◆ STATED TASK ◆
Copy each of the following lines word for word, and leave out the pictures.

◆ SUPPLIED RECORDS ◆
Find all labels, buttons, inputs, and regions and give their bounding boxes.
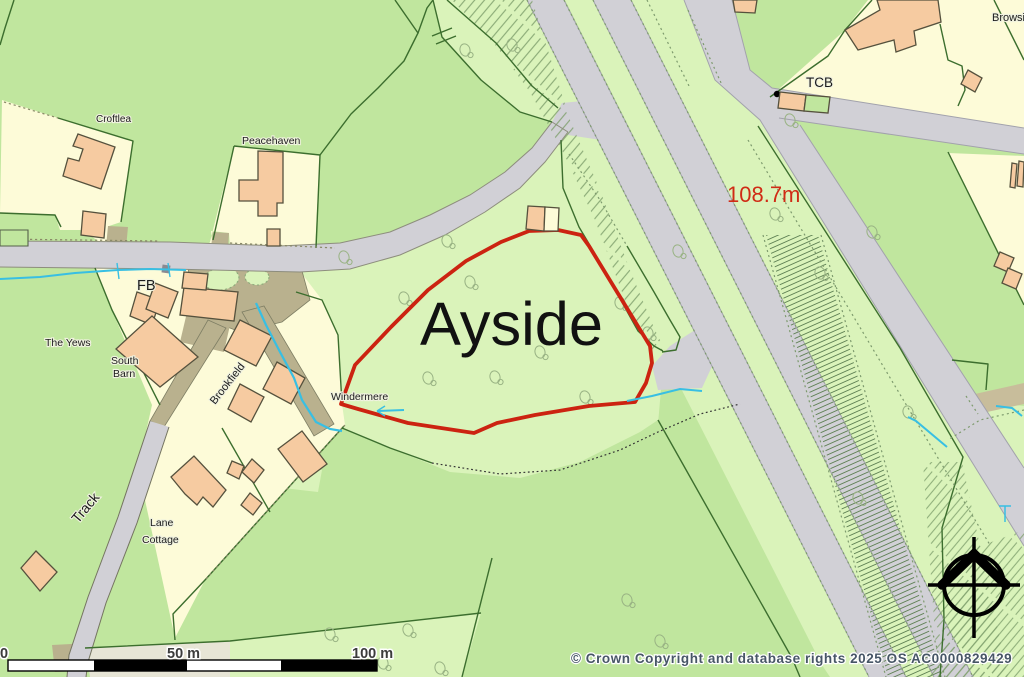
svg-text:0: 0 [0,646,8,662]
svg-text:Ayside: Ayside [420,290,603,358]
svg-text:Cottage: Cottage [142,534,179,546]
svg-text:Lane: Lane [150,517,174,529]
svg-text:Windermere: Windermere [331,391,388,403]
svg-text:Peacehaven: Peacehaven [242,135,301,147]
svg-text:South: South [111,355,139,367]
svg-text:Croftlea: Croftlea [96,114,131,125]
svg-text:The Yews: The Yews [45,337,91,349]
svg-text:Browside: Browside [992,12,1024,24]
svg-text:100 m: 100 m [352,646,393,662]
svg-text:© Crown Copyright and database: © Crown Copyright and database rights 20… [571,651,1012,666]
svg-text:TCB: TCB [806,75,833,90]
svg-text:Barn: Barn [113,368,135,380]
svg-text:108.7m: 108.7m [727,182,800,207]
svg-text:FB: FB [137,278,156,294]
svg-text:50 m: 50 m [167,646,200,662]
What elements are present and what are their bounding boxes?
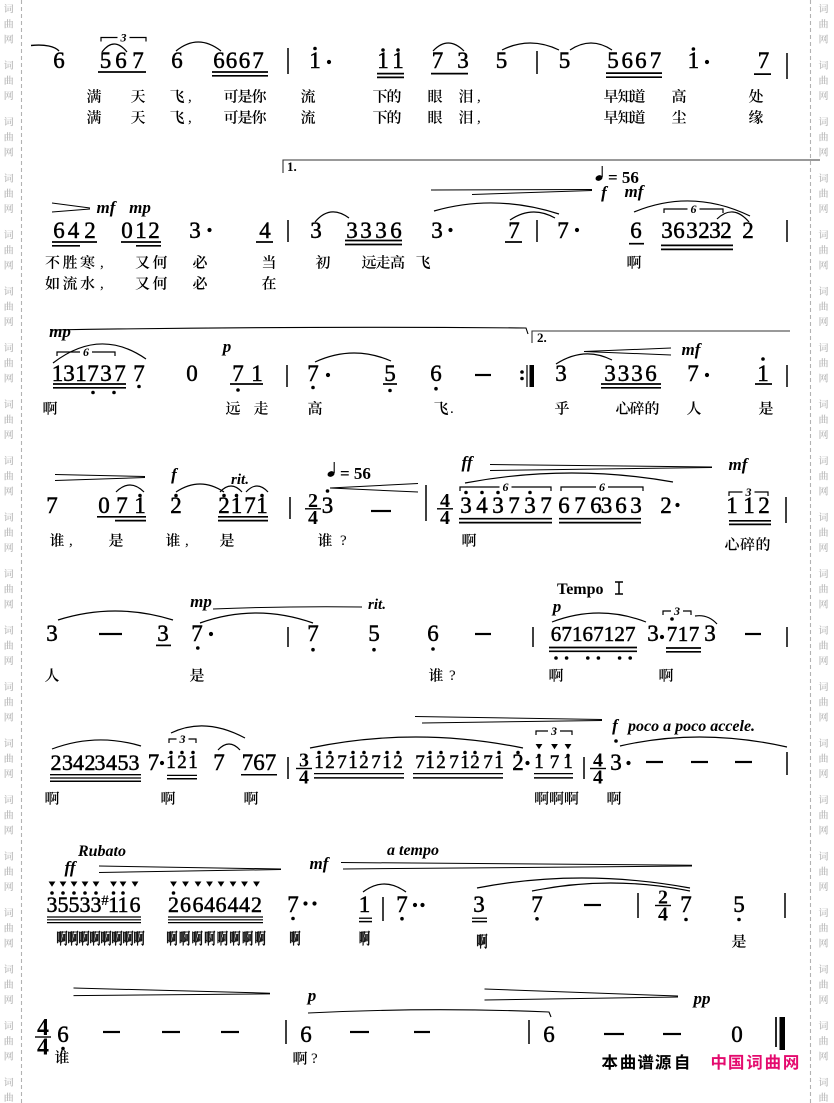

◆ WRITTEN SOLUTION ◆
Find all labels, buttons, inputs, and regions and give their bounding boxes.
svg-text:0: 0 [0,646,8,662]
svg-text:Ayside: Ayside [420,290,603,358]
svg-text:Cottage: Cottage [142,534,179,546]
svg-text:Lane: Lane [150,517,174,529]
svg-text:Windermere: Windermere [331,391,388,403]
svg-text:Peacehaven: Peacehaven [242,135,301,147]
svg-text:South: South [111,355,139,367]
svg-text:Croftlea: Croftlea [96,114,131,125]
svg-text:The Yews: The Yews [45,337,91,349]
svg-text:Browside: Browside [992,12,1024,24]
svg-text:100 m: 100 m [352,646,393,662]
svg-text:© Crown Copyright and database: © Crown Copyright and database rights 20… [571,651,1012,666]
svg-text:TCB: TCB [806,75,833,90]
svg-text:Barn: Barn [113,368,135,380]
svg-text:108.7m: 108.7m [727,182,800,207]
svg-text:FB: FB [137,278,156,294]
svg-text:50 m: 50 m [167,646,200,662]
What elements are present and what are their bounding boxes?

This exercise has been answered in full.